-- Start Data in this exercise --
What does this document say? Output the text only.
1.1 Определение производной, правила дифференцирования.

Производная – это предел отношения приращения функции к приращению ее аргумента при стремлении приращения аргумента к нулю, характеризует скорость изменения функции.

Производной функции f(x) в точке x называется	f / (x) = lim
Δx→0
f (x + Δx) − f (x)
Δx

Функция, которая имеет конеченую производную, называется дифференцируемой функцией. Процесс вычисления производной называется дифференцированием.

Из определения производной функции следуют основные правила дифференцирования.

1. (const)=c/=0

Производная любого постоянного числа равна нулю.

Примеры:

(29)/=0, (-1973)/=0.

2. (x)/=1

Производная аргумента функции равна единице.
-- End Data in this exercise --
Written instruction:
Write out the full listing exactly as given.

Final answer:
What does this document say? Output the text only.
1.1 Определение производной, правила дифференцирования.

Производная – это предел отношения приращения функции к приращению ее аргумента при стремлении приращения аргумента к нулю, характеризует скорость изменения функции.

Производной функции f(x) в точке x называется	f / (x) = lim
Δx→0
f (x + Δx) − f (x)
Δx

Функция, которая имеет конеченую производную, называется дифференцируемой функцией. Процесс вычисления производной называется дифференцированием.

Из определения производной функции следуют основные правила дифференцирования.

1. (const)=c/=0

Производная любого постоянного числа равна нулю.

Примеры:

(29)/=0, (-1973)/=0.

2. (x)/=1

Производная аргумента функции равна единице.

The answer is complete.